Exercise:
Check each line of the listing, and copy it if it contains the word "ffffff".

Data in this exercise:
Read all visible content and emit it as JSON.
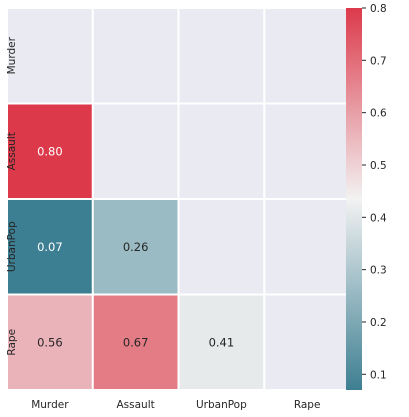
{
  "chart_data": {
    "type": "heatmap",
    "title": "",
    "xlabel": "",
    "ylabel": "",
    "x_labels": [
      "Murder",
      "Assault",
      "UrbanPop",
      "Rape"
    ],
    "y_labels": [
      "Murder",
      "Assault",
      "UrbanPop",
      "Rape"
    ],
    "mask": "upper-triangle-including-diagonal",
    "cells": [
      {
        "row": 1,
        "col": 0,
        "value": 0.8,
        "label": "0.80"
      },
      {
        "row": 2,
        "col": 0,
        "value": 0.07,
        "label": "0.07"
      },
      {
        "row": 2,
        "col": 1,
        "value": 0.26,
        "label": "0.26"
      },
      {
        "row": 3,
        "col": 0,
        "value": 0.56,
        "label": "0.56"
      },
      {
        "row": 3,
        "col": 1,
        "value": 0.67,
        "label": "0.67"
      },
      {
        "row": 3,
        "col": 2,
        "value": 0.41,
        "label": "0.41"
      }
    ],
    "colorbar": {
      "vmin": 0.07,
      "vmax": 0.8,
      "ticks": [
        {
          "value": 0.1,
          "label": "0.1"
        },
        {
          "value": 0.2,
          "label": "0.2"
        },
        {
          "value": 0.3,
          "label": "0.3"
        },
        {
          "value": 0.4,
          "label": "0.4"
        },
        {
          "value": 0.5,
          "label": "0.5"
        },
        {
          "value": 0.6,
          "label": "0.6"
        },
        {
          "value": 0.7,
          "label": "0.7"
        },
        {
          "value": 0.8,
          "label": "0.8"
        }
      ],
      "colormap": "diverging-teal-to-red",
      "color_low": "#3d7f92",
      "color_mid": "#f2f2f2",
      "color_high": "#dc3a4b"
    },
    "masked_cell_color": "#eaeaf2",
    "grid_line_color": "#ffffff",
    "annotation_dark_text": "#262626",
    "annotation_light_text": "#ffffff"
  }
}
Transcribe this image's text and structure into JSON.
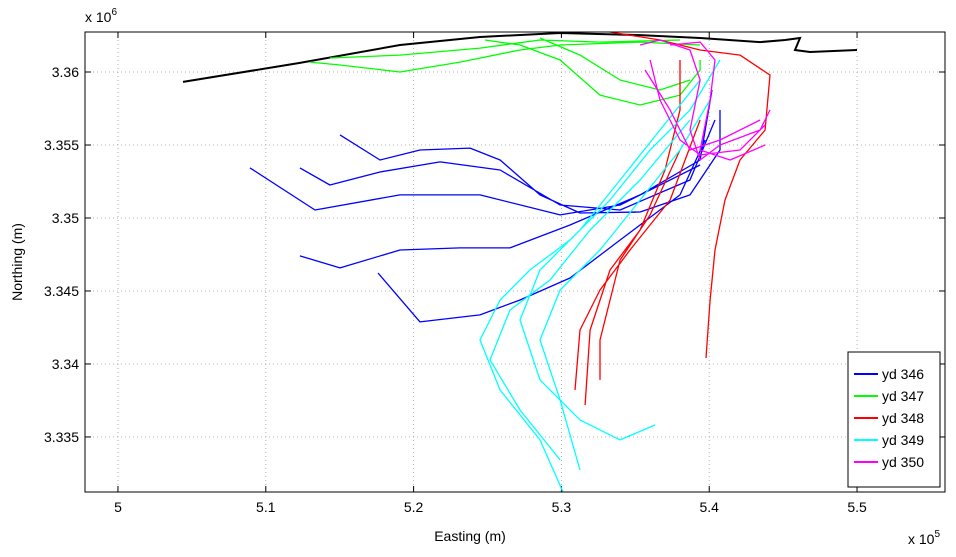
{
  "chart_data": {
    "type": "line",
    "xlabel": "Easting (m)",
    "ylabel": "Northing (m)",
    "x_exponent": {
      "base": "x 10",
      "power": "5"
    },
    "y_exponent": {
      "base": "x 10",
      "power": "6"
    },
    "xlim": [
      497770,
      555950
    ],
    "ylim": [
      3331230,
      3362740
    ],
    "xticks": [
      {
        "value": 500000,
        "label": "5"
      },
      {
        "value": 510000,
        "label": "5.1"
      },
      {
        "value": 520000,
        "label": "5.2"
      },
      {
        "value": 530000,
        "label": "5.3"
      },
      {
        "value": 540000,
        "label": "5.4"
      },
      {
        "value": 550000,
        "label": "5.5"
      }
    ],
    "yticks": [
      {
        "value": 3335000,
        "label": "3.335"
      },
      {
        "value": 3340000,
        "label": "3.34"
      },
      {
        "value": 3345000,
        "label": "3.345"
      },
      {
        "value": 3350000,
        "label": "3.35"
      },
      {
        "value": 3355000,
        "label": "3.355"
      },
      {
        "value": 3360000,
        "label": "3.36"
      }
    ],
    "grid": true,
    "legend": "lower right",
    "coastline": {
      "color": "#000000",
      "x": [
        504400,
        512310,
        519080,
        524490,
        529910,
        535320,
        539380,
        543440,
        545130,
        546140,
        545800,
        546820,
        550000
      ],
      "y": [
        3359320,
        3360620,
        3361850,
        3362400,
        3362670,
        3362530,
        3362330,
        3362050,
        3362190,
        3362330,
        3361510,
        3361370,
        3361510
      ]
    },
    "series": [
      {
        "name": "yd 346",
        "color": "#0000ff",
        "x": [
          515020,
          517730,
          520430,
          523820,
          525850,
          528550,
          531260,
          535320,
          538700,
          540730,
          540730,
          null,
          512310,
          514340,
          517730,
          521790,
          525850,
          529910,
          533970,
          538700,
          540390,
          null,
          508930,
          513330,
          519080,
          524490,
          529910,
          533970,
          539380,
          null,
          512310,
          515020,
          519080,
          523140,
          526520,
          530580,
          535320,
          539380,
          540190,
          null,
          517590,
          520430,
          524490,
          527200,
          530580,
          533970,
          538020,
          539720
        ],
        "y": [
          3355690,
          3353970,
          3354660,
          3354790,
          3353970,
          3351580,
          3350340,
          3350410,
          3351580,
          3354660,
          3357400,
          null,
          3353430,
          3352260,
          3353150,
          3353840,
          3353290,
          3350890,
          3350550,
          3352600,
          3356710,
          null,
          3353430,
          3350550,
          3351580,
          3351580,
          3350210,
          3350890,
          3353630,
          null,
          3347400,
          3346580,
          3347810,
          3347950,
          3347950,
          3349520,
          3351580,
          3353970,
          3358770,
          null,
          3346230,
          3342880,
          3343360,
          3344380,
          3345890,
          3348490,
          3351580,
          3355340
        ]
      },
      {
        "name": "yd 347",
        "color": "#00ff00",
        "x": [
          512990,
          515020,
          519080,
          523140,
          527200,
          529910,
          535320,
          539380,
          null,
          514340,
          519080,
          524490,
          528550,
          532610,
          538020,
          null,
          524830,
          527200,
          529910,
          532610,
          535320,
          538020,
          539380,
          539380,
          null,
          528550,
          531260,
          533970,
          536670,
          538700
        ],
        "y": [
          3360680,
          3360480,
          3360000,
          3360680,
          3361510,
          3361850,
          3362050,
          3361850,
          null,
          3360960,
          3361160,
          3361640,
          3362190,
          3362050,
          3362190,
          null,
          3362190,
          3361850,
          3360820,
          3358420,
          3357740,
          3358420,
          3360140,
          3360820,
          null,
          3362330,
          3361160,
          3359450,
          3358770,
          3359450
        ]
      },
      {
        "name": "yd 348",
        "color": "#ff0000",
        "x": [
          533290,
          536670,
          539380,
          542080,
          544110,
          543780,
          542080,
          541070,
          540390,
          540060,
          539780,
          null,
          538020,
          538020,
          537010,
          535320,
          533290,
          531940,
          531600,
          null,
          539380,
          537350,
          534640,
          532610,
          531260,
          530920,
          null,
          538020,
          536000,
          533970,
          532610,
          532610
        ],
        "y": [
          3362740,
          3362190,
          3361510,
          3361160,
          3359790,
          3356030,
          3353970,
          3351230,
          3347810,
          3344380,
          3340410,
          null,
          3360820,
          3357400,
          3353290,
          3349180,
          3346440,
          3342330,
          3337190,
          null,
          3356710,
          3351230,
          3347810,
          3345070,
          3342330,
          3338220,
          null,
          3354660,
          3350210,
          3347120,
          3341640,
          3338910
        ]
      },
      {
        "name": "yd 349",
        "color": "#00ffff",
        "x": [
          540730,
          538700,
          536000,
          533290,
          530580,
          527870,
          525850,
          524490,
          525850,
          528550,
          530110,
          null,
          539380,
          536670,
          533970,
          531260,
          528550,
          527200,
          528550,
          531260,
          533970,
          536330,
          null,
          540060,
          538020,
          535320,
          532610,
          529910,
          528550,
          529910,
          531260,
          null,
          538700,
          535320,
          531940,
          529230,
          526520,
          525170,
          527200,
          529910
        ],
        "y": [
          3360820,
          3357400,
          3354660,
          3351230,
          3348490,
          3346440,
          3344380,
          3341640,
          3338220,
          3334800,
          3331230,
          null,
          3359450,
          3356030,
          3352600,
          3349180,
          3346440,
          3343010,
          3338910,
          3336170,
          3334800,
          3335820,
          null,
          3358080,
          3354660,
          3351230,
          3347810,
          3345070,
          3341640,
          3337540,
          3332740,
          null,
          3356710,
          3352600,
          3349180,
          3345750,
          3343700,
          3340280,
          3336850,
          3333430
        ]
      },
      {
        "name": "yd 350",
        "color": "#ff00ff",
        "x": [
          535320,
          536670,
          538700,
          539380,
          538700,
          539380,
          540730,
          543440,
          544110,
          null,
          536000,
          536670,
          538020,
          539380,
          542080,
          543780,
          null,
          537350,
          539380,
          540390,
          540060,
          539380,
          541410,
          543780,
          null,
          535660,
          537350,
          538700,
          540730,
          543440
        ],
        "y": [
          3361850,
          3362190,
          3361510,
          3359450,
          3356030,
          3353970,
          3355000,
          3356030,
          3357400,
          null,
          3360820,
          3358080,
          3355340,
          3354320,
          3354660,
          3356370,
          null,
          3361850,
          3362050,
          3360820,
          3358080,
          3354660,
          3353970,
          3355000,
          null,
          3360140,
          3357400,
          3354660,
          3355340,
          3356710
        ]
      }
    ]
  }
}
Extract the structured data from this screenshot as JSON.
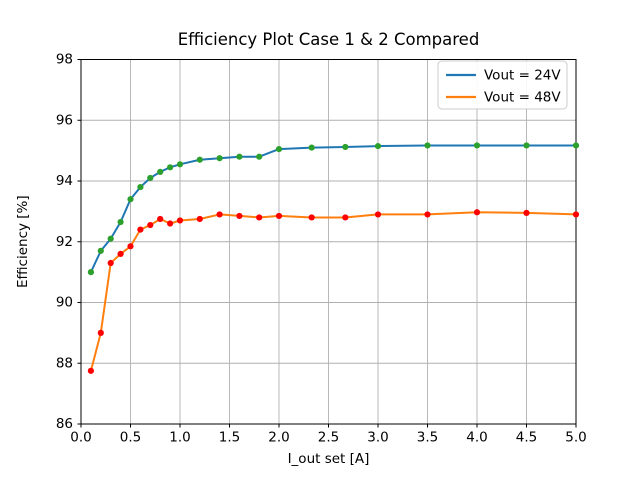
{
  "chart_data": {
    "type": "line",
    "title": "Efficiency Plot Case 1 & 2 Compared",
    "xlabel": "I_out set [A]",
    "ylabel": "Efficiency [%]",
    "xlim": [
      0.0,
      5.0
    ],
    "ylim": [
      86,
      98
    ],
    "xticks": [
      0.0,
      0.5,
      1.0,
      1.5,
      2.0,
      2.5,
      3.0,
      3.5,
      4.0,
      4.5,
      5.0
    ],
    "yticks": [
      86,
      88,
      90,
      92,
      94,
      96,
      98
    ],
    "grid": true,
    "legend": {
      "position": "upper right",
      "entries": [
        "Vout = 24V",
        "Vout = 48V"
      ]
    },
    "x": [
      0.1,
      0.2,
      0.3,
      0.4,
      0.5,
      0.6,
      0.7,
      0.8,
      0.9,
      1.0,
      1.2,
      1.4,
      1.6,
      1.8,
      2.0,
      2.33,
      2.67,
      3.0,
      3.5,
      4.0,
      4.5,
      5.0
    ],
    "series": [
      {
        "name": "Vout = 24V",
        "line_color": "#1f77b4",
        "marker_color": "#2ca02c",
        "values": [
          91.0,
          91.7,
          92.1,
          92.65,
          93.4,
          93.8,
          94.1,
          94.3,
          94.45,
          94.55,
          94.7,
          94.75,
          94.8,
          94.8,
          95.05,
          95.1,
          95.12,
          95.15,
          95.17,
          95.17,
          95.17,
          95.17
        ]
      },
      {
        "name": "Vout = 48V",
        "line_color": "#ff7f0e",
        "marker_color": "#ff0000",
        "values": [
          87.75,
          89.0,
          91.3,
          91.6,
          91.85,
          92.4,
          92.55,
          92.75,
          92.6,
          92.7,
          92.75,
          92.9,
          92.85,
          92.8,
          92.85,
          92.8,
          92.8,
          92.9,
          92.9,
          92.97,
          92.95,
          92.9
        ]
      }
    ]
  },
  "colors": {
    "background": "#ffffff",
    "grid": "#b0b0b0",
    "axes": "#000000",
    "legend_border": "#cccccc"
  }
}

Output for this exercise:
    "grid_line_color": "#ffffff",
    "annotation_light_text": "#ffffff"
    "background": "#ffffff",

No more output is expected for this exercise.